Trecho:
O representante do MPF falou sobre as especificidades brasileiras relativas aos temas. Isac Barcelos pontuou circunstâncias que dificultam o combate ao tráfico de drogas no país, como a larga fronteira com países produtores, a fragilidade da segurança nas áreas fronteiriças e o grande tráfego de cargas e passageiros nos portos e aeroportos nacionais. Além disso, apresentou os tratados internacionais e as legislações nacionais, atualmente em vigor, relacionadas ao enfrentamento do crime organizado, do tráfico de drogas e da lavagem de dinheiro.

Em relação à cooperação com países vizinhos, Isac Barcelos destacou iniciativas do Ministério Público Federal que estimulam o contato direto entre autoridades de fronteira, principalmente entre membros dos MPs. Como exemplo, ele mencionou a Orientação 34, da Câmara Criminal do MPF (2CCR). A diretriz, aprovada pelo órgão colegiado em maio deste ano, sugere o estabelecimento de contatos para a criação de uma relação de confiança entre os agentes públicos, a fim de permitir maior conhecimento sobre o sistema jurídico do país vizinho, troca de informações sobre fatos e pessoas de interesse comum e, até mesmo, para fins de persecução patrimonial, a identificação de bens no exterior de pessoas processadas no Brasil. Outro aspecto importante para o reforço da cooperação jurídica internacional que foi enfatizado por Isac Barcelos diz respeito a constituição de equipes conjuntas de investigação.

Questões a resolver:
1 – Reproduza sem alterações a passagem do trecho sobre o combate ao tráfico de drogas que vai de "Em relação à" a "conjuntas de investigação.".
2 – Prossiga com o trecho sobre a cooperação do MPF no combate ao tráfico de drogas a partir da última frase apresentada.

Dados do exercício:
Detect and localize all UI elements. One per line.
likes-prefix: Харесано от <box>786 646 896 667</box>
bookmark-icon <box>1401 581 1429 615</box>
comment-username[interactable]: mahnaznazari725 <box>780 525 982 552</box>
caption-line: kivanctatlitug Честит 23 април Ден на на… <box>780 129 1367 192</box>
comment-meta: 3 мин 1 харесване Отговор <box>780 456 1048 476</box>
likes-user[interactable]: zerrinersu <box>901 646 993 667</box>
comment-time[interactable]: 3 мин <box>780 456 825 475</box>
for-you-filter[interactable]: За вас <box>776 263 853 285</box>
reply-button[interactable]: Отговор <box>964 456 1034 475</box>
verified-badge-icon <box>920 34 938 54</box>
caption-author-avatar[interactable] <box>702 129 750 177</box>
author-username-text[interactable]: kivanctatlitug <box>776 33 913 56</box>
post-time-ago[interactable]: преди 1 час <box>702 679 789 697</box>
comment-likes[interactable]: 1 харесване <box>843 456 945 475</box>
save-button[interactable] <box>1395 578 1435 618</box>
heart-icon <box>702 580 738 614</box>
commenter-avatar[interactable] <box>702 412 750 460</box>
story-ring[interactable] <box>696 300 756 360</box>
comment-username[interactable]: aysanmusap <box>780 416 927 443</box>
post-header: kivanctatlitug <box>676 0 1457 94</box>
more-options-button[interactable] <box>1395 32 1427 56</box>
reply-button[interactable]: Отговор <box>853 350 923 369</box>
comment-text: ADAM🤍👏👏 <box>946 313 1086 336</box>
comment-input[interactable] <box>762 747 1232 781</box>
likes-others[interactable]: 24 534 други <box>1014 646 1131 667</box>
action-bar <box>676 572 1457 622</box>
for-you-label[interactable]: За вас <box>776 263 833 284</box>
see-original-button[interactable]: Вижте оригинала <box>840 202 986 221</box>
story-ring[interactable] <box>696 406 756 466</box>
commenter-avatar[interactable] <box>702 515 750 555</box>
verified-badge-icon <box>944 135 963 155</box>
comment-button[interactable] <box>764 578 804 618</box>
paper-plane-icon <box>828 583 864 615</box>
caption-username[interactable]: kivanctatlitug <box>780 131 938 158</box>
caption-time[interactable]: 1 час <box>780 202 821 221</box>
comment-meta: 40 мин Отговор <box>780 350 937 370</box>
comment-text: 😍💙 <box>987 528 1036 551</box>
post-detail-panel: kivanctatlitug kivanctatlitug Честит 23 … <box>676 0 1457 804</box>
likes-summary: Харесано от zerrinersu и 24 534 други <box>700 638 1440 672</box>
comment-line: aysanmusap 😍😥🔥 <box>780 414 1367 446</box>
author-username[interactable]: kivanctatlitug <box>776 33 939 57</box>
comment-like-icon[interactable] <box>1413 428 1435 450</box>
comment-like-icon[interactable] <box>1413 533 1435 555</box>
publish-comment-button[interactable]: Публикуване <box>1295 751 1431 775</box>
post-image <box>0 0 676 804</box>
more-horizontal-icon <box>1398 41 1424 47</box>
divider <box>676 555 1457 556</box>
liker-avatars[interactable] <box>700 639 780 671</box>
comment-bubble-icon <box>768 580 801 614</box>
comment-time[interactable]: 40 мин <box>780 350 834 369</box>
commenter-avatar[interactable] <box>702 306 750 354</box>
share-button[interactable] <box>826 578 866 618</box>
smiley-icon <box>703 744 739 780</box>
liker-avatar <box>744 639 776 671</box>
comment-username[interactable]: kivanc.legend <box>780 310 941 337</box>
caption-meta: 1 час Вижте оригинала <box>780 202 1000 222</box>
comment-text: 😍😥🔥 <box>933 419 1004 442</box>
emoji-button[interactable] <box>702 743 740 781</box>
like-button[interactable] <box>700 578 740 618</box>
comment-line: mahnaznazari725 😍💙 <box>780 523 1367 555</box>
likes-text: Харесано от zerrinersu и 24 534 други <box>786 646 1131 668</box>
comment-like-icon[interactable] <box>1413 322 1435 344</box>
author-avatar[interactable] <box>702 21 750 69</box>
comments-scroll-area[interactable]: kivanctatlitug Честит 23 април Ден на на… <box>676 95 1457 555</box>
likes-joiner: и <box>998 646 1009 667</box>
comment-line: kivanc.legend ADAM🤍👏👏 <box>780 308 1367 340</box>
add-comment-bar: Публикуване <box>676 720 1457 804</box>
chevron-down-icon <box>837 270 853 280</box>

Respostas em sequência:
1 –
Em relação à cooperação com países vizinhos, Isac Barcelos destacou iniciativas do Ministério Público Federal que estimulam o contato direto entre autoridades de fronteira, principalmente entre membros dos MPs. Como exemplo, ele mencionou a Orientação 34, da Câmara Criminal do MPF (2CCR). A diretriz, aprovada pelo órgão colegiado em maio deste ano, sugere o estabelecimento de contatos para a criação de uma relação de confiança entre os agentes públicos, a fim de permitir maior conhecimento sobre o sistema jurídico do país vizinho, troca de informações sobre fatos e pessoas de interesse comum e, até mesmo, para fins de persecução patrimonial, a identificação de bens no exterior de pessoas processadas no Brasil. Outro aspecto importante para o reforço da cooperação jurídica internacional que foi enfatizado por Isac Barcelos diz respeito a constituição de equipes conjuntas de investigação.

2 –
Sobre o seminário, o procurador da República comentou que foi uma excelente oportunidade para conhecer as medidas que vêm sendo implementadas nos outros países em relação ao enfrentamento da criminalidade organizada e do tráfico de drogas. “A iniciativa da UNODC também possibilitou discutir problemas e dificuldades comuns aos países da região para a investigação e a persecução penal de tais crimes, permitindo também o estabelecimento de contatos com autoridades homólogas de países estrangeiros”, frisou Isac Barcelos. Além da representação do MPF brasileiro, o evento contou ainda com a participação de integrantes dos Ministérios Públicos da Argentina, da Colômbia, da República Dominicana, do Equador, do Panamá, assim como de diversos órgãos públicos do Peru.